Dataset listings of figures
Start

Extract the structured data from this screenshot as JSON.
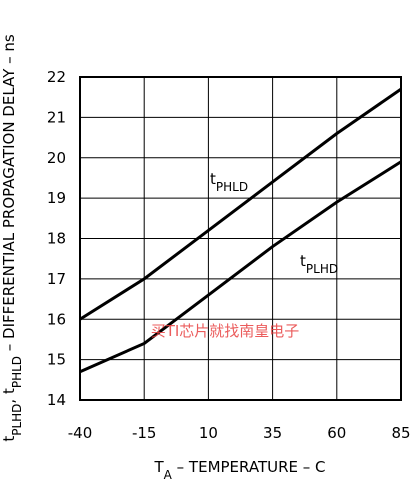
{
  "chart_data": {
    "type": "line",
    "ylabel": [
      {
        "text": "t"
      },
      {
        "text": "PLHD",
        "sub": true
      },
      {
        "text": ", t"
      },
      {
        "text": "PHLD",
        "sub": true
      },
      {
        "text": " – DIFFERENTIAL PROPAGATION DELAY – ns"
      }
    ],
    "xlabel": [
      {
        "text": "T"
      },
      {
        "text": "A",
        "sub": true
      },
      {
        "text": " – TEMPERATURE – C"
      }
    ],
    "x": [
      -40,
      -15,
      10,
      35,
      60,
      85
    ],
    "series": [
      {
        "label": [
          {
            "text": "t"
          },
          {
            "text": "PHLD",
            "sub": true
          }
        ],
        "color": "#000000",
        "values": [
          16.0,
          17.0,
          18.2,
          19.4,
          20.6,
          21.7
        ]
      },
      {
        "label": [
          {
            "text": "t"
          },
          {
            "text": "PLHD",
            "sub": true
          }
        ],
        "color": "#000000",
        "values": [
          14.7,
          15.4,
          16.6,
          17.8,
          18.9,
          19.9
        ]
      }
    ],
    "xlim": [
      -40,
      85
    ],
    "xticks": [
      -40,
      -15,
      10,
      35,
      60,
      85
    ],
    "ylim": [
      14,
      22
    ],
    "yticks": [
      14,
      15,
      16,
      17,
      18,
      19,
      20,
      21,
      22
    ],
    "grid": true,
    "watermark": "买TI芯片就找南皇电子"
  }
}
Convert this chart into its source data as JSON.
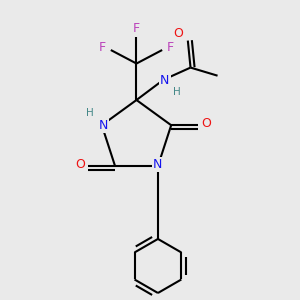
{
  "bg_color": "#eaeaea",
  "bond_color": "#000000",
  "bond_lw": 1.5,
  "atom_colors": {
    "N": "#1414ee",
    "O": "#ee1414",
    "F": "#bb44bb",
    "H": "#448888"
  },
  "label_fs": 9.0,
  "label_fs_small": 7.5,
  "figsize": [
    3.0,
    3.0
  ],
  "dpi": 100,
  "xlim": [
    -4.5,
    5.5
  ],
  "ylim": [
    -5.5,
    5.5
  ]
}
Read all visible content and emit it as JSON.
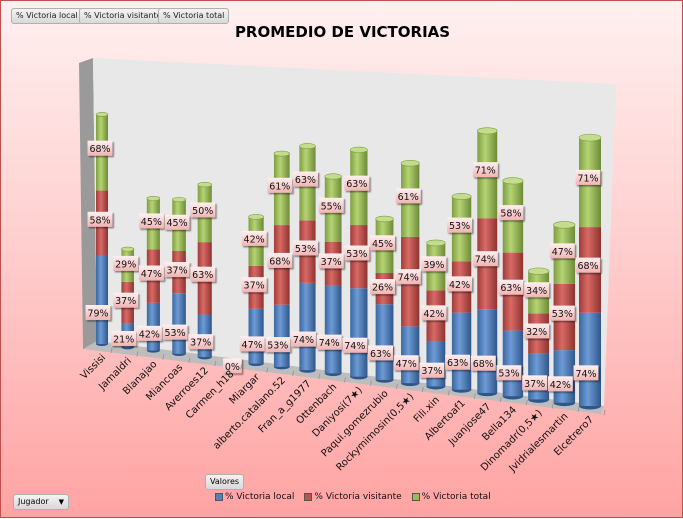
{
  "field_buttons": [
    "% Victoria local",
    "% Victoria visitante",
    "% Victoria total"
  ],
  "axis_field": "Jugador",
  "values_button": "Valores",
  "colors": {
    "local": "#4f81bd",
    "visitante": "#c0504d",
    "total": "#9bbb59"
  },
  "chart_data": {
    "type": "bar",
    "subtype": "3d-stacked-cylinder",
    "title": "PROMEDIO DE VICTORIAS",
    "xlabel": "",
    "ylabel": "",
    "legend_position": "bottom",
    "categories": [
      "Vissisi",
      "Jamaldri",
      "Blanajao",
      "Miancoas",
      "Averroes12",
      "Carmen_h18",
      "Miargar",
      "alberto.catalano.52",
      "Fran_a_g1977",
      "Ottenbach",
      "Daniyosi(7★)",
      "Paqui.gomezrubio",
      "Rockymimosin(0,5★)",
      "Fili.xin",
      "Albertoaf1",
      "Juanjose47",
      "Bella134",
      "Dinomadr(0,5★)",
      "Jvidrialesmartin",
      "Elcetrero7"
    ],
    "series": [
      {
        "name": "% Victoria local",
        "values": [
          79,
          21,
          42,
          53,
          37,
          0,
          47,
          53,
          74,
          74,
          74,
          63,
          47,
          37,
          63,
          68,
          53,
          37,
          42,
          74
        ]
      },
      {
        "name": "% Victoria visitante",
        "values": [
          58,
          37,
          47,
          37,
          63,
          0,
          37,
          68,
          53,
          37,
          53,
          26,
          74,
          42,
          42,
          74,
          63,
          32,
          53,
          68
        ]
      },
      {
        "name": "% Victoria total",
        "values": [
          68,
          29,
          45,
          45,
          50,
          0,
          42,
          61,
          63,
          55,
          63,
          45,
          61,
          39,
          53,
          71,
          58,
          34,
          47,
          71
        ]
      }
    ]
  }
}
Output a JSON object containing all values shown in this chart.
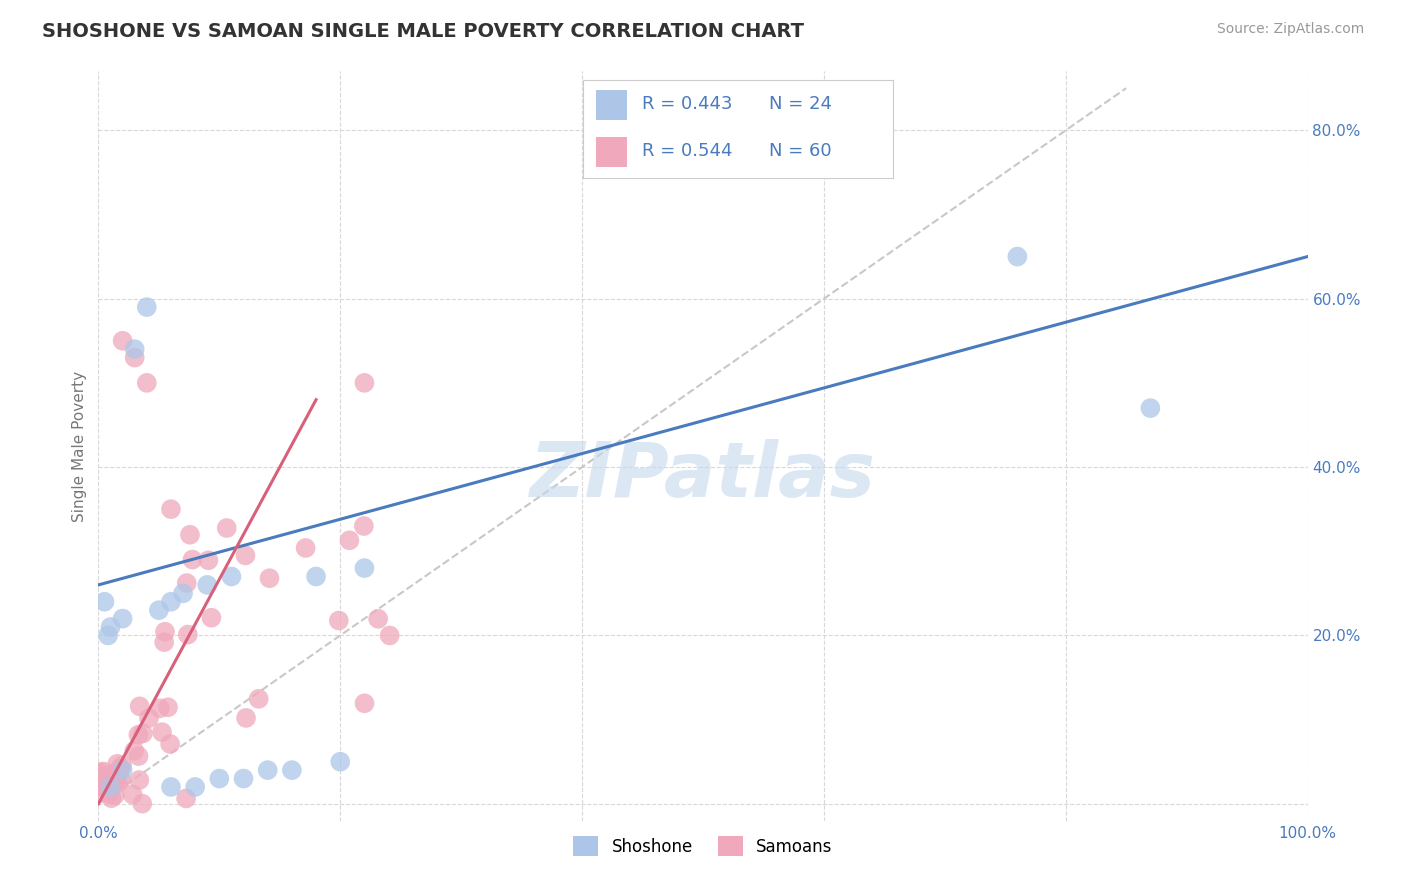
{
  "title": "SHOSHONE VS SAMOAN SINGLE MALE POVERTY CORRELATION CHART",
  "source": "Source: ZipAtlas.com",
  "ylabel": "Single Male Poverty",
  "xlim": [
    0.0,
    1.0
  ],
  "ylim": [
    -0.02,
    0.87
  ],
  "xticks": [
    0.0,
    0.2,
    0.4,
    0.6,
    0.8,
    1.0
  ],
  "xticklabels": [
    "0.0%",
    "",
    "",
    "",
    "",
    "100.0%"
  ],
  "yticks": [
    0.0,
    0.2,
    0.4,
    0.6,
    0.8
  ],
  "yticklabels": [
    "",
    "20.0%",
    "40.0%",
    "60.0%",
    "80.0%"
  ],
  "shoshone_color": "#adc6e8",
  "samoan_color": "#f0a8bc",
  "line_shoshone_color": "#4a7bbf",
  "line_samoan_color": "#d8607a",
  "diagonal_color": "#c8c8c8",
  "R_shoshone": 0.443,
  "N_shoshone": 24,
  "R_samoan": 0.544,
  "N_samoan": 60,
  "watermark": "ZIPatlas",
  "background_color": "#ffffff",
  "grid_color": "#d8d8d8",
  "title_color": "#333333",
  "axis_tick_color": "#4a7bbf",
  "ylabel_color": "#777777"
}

End

_TASK DETAILS_
Using the data above, write out every line exactly, leaving the images behind.

_ANSWER FOR THE TASK_
Extract the structured data from this screenshot as JSON.
{
  "chart_data": {
    "type": "line",
    "ylabel": [
      {
        "text": "t"
      },
      {
        "text": "PLHD",
        "sub": true
      },
      {
        "text": ", t"
      },
      {
        "text": "PHLD",
        "sub": true
      },
      {
        "text": " – DIFFERENTIAL PROPAGATION DELAY – ns"
      }
    ],
    "xlabel": [
      {
        "text": "T"
      },
      {
        "text": "A",
        "sub": true
      },
      {
        "text": " – TEMPERATURE – C"
      }
    ],
    "x": [
      -40,
      -15,
      10,
      35,
      60,
      85
    ],
    "series": [
      {
        "label": [
          {
            "text": "t"
          },
          {
            "text": "PHLD",
            "sub": true
          }
        ],
        "color": "#000000",
        "values": [
          16.0,
          17.0,
          18.2,
          19.4,
          20.6,
          21.7
        ]
      },
      {
        "label": [
          {
            "text": "t"
          },
          {
            "text": "PLHD",
            "sub": true
          }
        ],
        "color": "#000000",
        "values": [
          14.7,
          15.4,
          16.6,
          17.8,
          18.9,
          19.9
        ]
      }
    ],
    "xlim": [
      -40,
      85
    ],
    "xticks": [
      -40,
      -15,
      10,
      35,
      60,
      85
    ],
    "ylim": [
      14,
      22
    ],
    "yticks": [
      14,
      15,
      16,
      17,
      18,
      19,
      20,
      21,
      22
    ],
    "grid": true,
    "watermark": "买TI芯片就找南皇电子"
  }
}
Convert this chart into its source data as JSON.
{
  "bg_color": "#eaeaea",
  "bond_color": "#000000",
  "bond_lw": 1.5,
  "atom_colors": {
    "N": "#1414ee",
    "O": "#ee1414",
    "F": "#bb44bb",
    "H": "#448888"
  },
  "label_fs": 9.0,
  "label_fs_small": 7.5,
  "figsize": [
    3.0,
    3.0
  ],
  "dpi": 100,
  "xlim": [
    -4.5,
    5.5
  ],
  "ylim": [
    -5.5,
    5.5
  ]
}
Read all visible content and emit it as JSON.
{
  "field_buttons": [
    "% Victoria local",
    "% Victoria visitante",
    "% Victoria total"
  ],
  "axis_field": "Jugador",
  "values_button": "Valores",
  "colors": {
    "local": "#4f81bd",
    "visitante": "#c0504d",
    "total": "#9bbb59"
  },
  "chart_data": {
    "type": "bar",
    "subtype": "3d-stacked-cylinder",
    "title": "PROMEDIO DE VICTORIAS",
    "xlabel": "",
    "ylabel": "",
    "legend_position": "bottom",
    "categories": [
      "Vissisi",
      "Jamaldri",
      "Blanajao",
      "Miancoas",
      "Averroes12",
      "Carmen_h18",
      "Miargar",
      "alberto.catalano.52",
      "Fran_a_g1977",
      "Ottenbach",
      "Daniyosi(7★)",
      "Paqui.gomezrubio",
      "Rockymimosin(0,5★)",
      "Fili.xin",
      "Albertoaf1",
      "Juanjose47",
      "Bella134",
      "Dinomadr(0,5★)",
      "Jvidrialesmartin",
      "Elcetrero7"
    ],
    "series": [
      {
        "name": "% Victoria local",
        "values": [
          79,
          21,
          42,
          53,
          37,
          0,
          47,
          53,
          74,
          74,
          74,
          63,
          47,
          37,
          63,
          68,
          53,
          37,
          42,
          74
        ]
      },
      {
        "name": "% Victoria visitante",
        "values": [
          58,
          37,
          47,
          37,
          63,
          0,
          37,
          68,
          53,
          37,
          53,
          26,
          74,
          42,
          42,
          74,
          63,
          32,
          53,
          68
        ]
      },
      {
        "name": "% Victoria total",
        "values": [
          68,
          29,
          45,
          45,
          50,
          0,
          42,
          61,
          63,
          55,
          63,
          45,
          61,
          39,
          53,
          71,
          58,
          34,
          47,
          71
        ]
      }
    ]
  }
}
Output a JSON object containing all values shown in this chart.
{
  "title": "SHOSHONE VS SAMOAN SINGLE MALE POVERTY CORRELATION CHART",
  "source": "Source: ZipAtlas.com",
  "ylabel": "Single Male Poverty",
  "xlim": [
    0.0,
    1.0
  ],
  "ylim": [
    -0.02,
    0.87
  ],
  "xticks": [
    0.0,
    0.2,
    0.4,
    0.6,
    0.8,
    1.0
  ],
  "xticklabels": [
    "0.0%",
    "",
    "",
    "",
    "",
    "100.0%"
  ],
  "yticks": [
    0.0,
    0.2,
    0.4,
    0.6,
    0.8
  ],
  "yticklabels": [
    "",
    "20.0%",
    "40.0%",
    "60.0%",
    "80.0%"
  ],
  "shoshone_color": "#adc6e8",
  "samoan_color": "#f0a8bc",
  "line_shoshone_color": "#4a7bbf",
  "line_samoan_color": "#d8607a",
  "diagonal_color": "#c8c8c8",
  "R_shoshone": 0.443,
  "N_shoshone": 24,
  "R_samoan": 0.544,
  "N_samoan": 60,
  "watermark": "ZIPatlas",
  "background_color": "#ffffff",
  "grid_color": "#d8d8d8",
  "title_color": "#333333",
  "axis_tick_color": "#4a7bbf",
  "ylabel_color": "#777777"
}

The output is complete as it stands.